* [Record excerpts]:
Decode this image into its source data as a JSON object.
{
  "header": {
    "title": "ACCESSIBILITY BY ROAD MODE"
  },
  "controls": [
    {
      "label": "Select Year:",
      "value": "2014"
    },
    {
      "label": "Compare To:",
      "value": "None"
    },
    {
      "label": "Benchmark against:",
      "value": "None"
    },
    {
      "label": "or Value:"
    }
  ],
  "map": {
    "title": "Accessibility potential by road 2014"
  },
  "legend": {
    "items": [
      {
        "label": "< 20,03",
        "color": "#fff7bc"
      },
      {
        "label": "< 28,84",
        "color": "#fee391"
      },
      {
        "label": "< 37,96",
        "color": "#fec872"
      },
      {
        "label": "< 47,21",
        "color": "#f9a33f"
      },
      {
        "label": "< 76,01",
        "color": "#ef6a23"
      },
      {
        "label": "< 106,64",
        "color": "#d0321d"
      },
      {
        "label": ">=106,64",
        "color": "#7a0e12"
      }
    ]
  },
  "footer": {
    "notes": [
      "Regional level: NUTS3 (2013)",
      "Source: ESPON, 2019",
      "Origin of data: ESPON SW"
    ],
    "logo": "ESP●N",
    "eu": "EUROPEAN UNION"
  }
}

...

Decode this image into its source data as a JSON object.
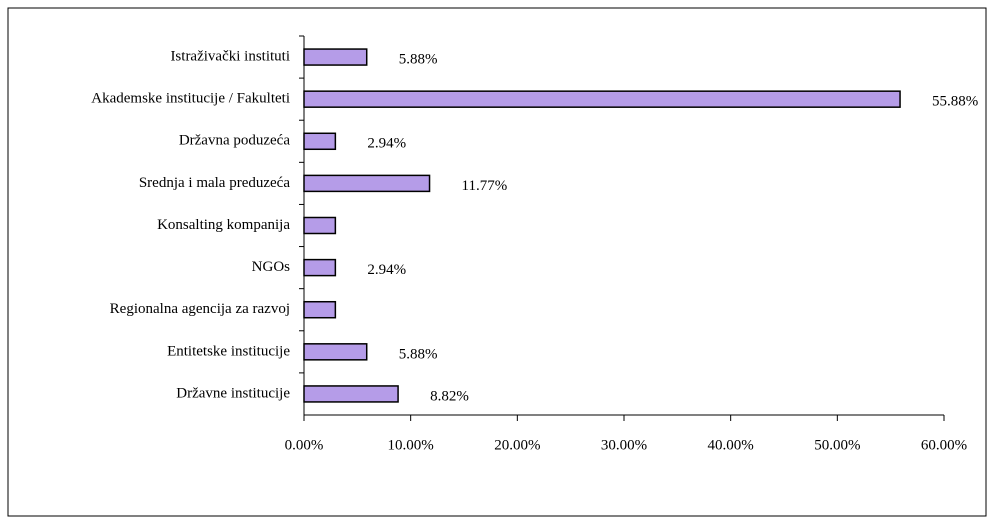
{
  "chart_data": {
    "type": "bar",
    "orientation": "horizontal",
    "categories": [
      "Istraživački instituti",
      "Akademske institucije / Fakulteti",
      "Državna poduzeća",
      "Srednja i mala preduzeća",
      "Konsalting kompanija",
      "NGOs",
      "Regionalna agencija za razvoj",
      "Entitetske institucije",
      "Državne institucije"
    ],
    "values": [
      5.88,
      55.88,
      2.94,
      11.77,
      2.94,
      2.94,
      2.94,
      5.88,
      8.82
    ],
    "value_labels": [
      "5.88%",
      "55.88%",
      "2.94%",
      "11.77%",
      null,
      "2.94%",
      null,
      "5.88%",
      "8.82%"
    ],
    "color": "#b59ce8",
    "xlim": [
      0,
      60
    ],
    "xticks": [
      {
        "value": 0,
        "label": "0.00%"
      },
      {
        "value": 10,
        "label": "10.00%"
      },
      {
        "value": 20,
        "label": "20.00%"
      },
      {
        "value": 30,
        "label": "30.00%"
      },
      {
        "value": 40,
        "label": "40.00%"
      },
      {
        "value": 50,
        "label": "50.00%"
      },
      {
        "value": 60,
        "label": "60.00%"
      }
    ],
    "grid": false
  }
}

* [Stated exercise]: Pick out all lines containing the string "title".

* [Correct output]:
    "title": "ACCESSIBILITY BY ROAD MODE"
    "title": "Accessibility potential by road 2014"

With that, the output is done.